Rows from a figure dataset
◇ ◇ ◇ ◇

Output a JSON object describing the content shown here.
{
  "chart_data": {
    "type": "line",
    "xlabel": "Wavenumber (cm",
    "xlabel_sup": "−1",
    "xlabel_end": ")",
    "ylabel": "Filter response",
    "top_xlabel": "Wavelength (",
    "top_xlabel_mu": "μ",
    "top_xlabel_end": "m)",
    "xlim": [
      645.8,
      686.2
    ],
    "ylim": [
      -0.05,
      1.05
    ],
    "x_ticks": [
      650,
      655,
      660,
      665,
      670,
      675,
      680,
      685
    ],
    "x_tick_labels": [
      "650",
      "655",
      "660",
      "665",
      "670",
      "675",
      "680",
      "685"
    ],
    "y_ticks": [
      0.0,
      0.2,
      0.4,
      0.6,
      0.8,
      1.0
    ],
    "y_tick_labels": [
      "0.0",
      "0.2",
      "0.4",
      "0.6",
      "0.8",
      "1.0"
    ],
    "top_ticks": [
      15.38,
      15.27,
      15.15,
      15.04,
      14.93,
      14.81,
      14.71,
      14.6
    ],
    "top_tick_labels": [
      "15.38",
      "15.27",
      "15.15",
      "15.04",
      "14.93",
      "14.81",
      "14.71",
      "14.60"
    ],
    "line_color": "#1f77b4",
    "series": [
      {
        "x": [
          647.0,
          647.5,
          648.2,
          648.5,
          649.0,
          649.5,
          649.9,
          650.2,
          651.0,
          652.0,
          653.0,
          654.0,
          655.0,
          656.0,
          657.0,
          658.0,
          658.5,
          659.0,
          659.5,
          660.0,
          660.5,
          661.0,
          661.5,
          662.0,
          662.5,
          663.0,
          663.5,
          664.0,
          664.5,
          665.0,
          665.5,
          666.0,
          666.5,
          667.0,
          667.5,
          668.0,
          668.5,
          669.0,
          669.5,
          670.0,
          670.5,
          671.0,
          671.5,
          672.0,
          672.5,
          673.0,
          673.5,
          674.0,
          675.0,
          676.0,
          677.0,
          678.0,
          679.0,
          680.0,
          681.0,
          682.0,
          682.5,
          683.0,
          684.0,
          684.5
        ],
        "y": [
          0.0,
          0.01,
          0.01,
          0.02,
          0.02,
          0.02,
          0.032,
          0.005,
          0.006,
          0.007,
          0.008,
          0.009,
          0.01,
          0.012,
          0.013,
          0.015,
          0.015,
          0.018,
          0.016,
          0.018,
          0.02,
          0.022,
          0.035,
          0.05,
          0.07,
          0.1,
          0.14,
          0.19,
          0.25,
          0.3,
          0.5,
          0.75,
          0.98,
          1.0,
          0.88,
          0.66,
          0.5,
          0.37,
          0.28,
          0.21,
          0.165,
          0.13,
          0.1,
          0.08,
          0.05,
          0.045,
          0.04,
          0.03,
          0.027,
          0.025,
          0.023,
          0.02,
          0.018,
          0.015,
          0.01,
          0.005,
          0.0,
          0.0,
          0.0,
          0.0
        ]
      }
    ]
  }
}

◇ ◇ ◇ ◇

Extract the whole listing, character for character.

Complete output:
Output a JSON object describing the content shown here.
{
  "chart_data": {
    "type": "line",
    "xlabel": "Wavenumber (cm",
    "xlabel_sup": "−1",
    "xlabel_end": ")",
    "ylabel": "Filter response",
    "top_xlabel": "Wavelength (",
    "top_xlabel_mu": "μ",
    "top_xlabel_end": "m)",
    "xlim": [
      645.8,
      686.2
    ],
    "ylim": [
      -0.05,
      1.05
    ],
    "x_ticks": [
      650,
      655,
      660,
      665,
      670,
      675,
      680,
      685
    ],
    "x_tick_labels": [
      "650",
      "655",
      "660",
      "665",
      "670",
      "675",
      "680",
      "685"
    ],
    "y_ticks": [
      0.0,
      0.2,
      0.4,
      0.6,
      0.8,
      1.0
    ],
    "y_tick_labels": [
      "0.0",
      "0.2",
      "0.4",
      "0.6",
      "0.8",
      "1.0"
    ],
    "top_ticks": [
      15.38,
      15.27,
      15.15,
      15.04,
      14.93,
      14.81,
      14.71,
      14.6
    ],
    "top_tick_labels": [
      "15.38",
      "15.27",
      "15.15",
      "15.04",
      "14.93",
      "14.81",
      "14.71",
      "14.60"
    ],
    "line_color": "#1f77b4",
    "series": [
      {
        "x": [
          647.0,
          647.5,
          648.2,
          648.5,
          649.0,
          649.5,
          649.9,
          650.2,
          651.0,
          652.0,
          653.0,
          654.0,
          655.0,
          656.0,
          657.0,
          658.0,
          658.5,
          659.0,
          659.5,
          660.0,
          660.5,
          661.0,
          661.5,
          662.0,
          662.5,
          663.0,
          663.5,
          664.0,
          664.5,
          665.0,
          665.5,
          666.0,
          666.5,
          667.0,
          667.5,
          668.0,
          668.5,
          669.0,
          669.5,
          670.0,
          670.5,
          671.0,
          671.5,
          672.0,
          672.5,
          673.0,
          673.5,
          674.0,
          675.0,
          676.0,
          677.0,
          678.0,
          679.0,
          680.0,
          681.0,
          682.0,
          682.5,
          683.0,
          684.0,
          684.5
        ],
        "y": [
          0.0,
          0.01,
          0.01,
          0.02,
          0.02,
          0.02,
          0.032,
          0.005,
          0.006,
          0.007,
          0.008,
          0.009,
          0.01,
          0.012,
          0.013,
          0.015,
          0.015,
          0.018,
          0.016,
          0.018,
          0.02,
          0.022,
          0.035,
          0.05,
          0.07,
          0.1,
          0.14,
          0.19,
          0.25,
          0.3,
          0.5,
          0.75,
          0.98,
          1.0,
          0.88,
          0.66,
          0.5,
          0.37,
          0.28,
          0.21,
          0.165,
          0.13,
          0.1,
          0.08,
          0.05,
          0.045,
          0.04,
          0.03,
          0.027,
          0.025,
          0.023,
          0.02,
          0.018,
          0.015,
          0.01,
          0.005,
          0.0,
          0.0,
          0.0,
          0.0
        ]
      }
    ]
  }
}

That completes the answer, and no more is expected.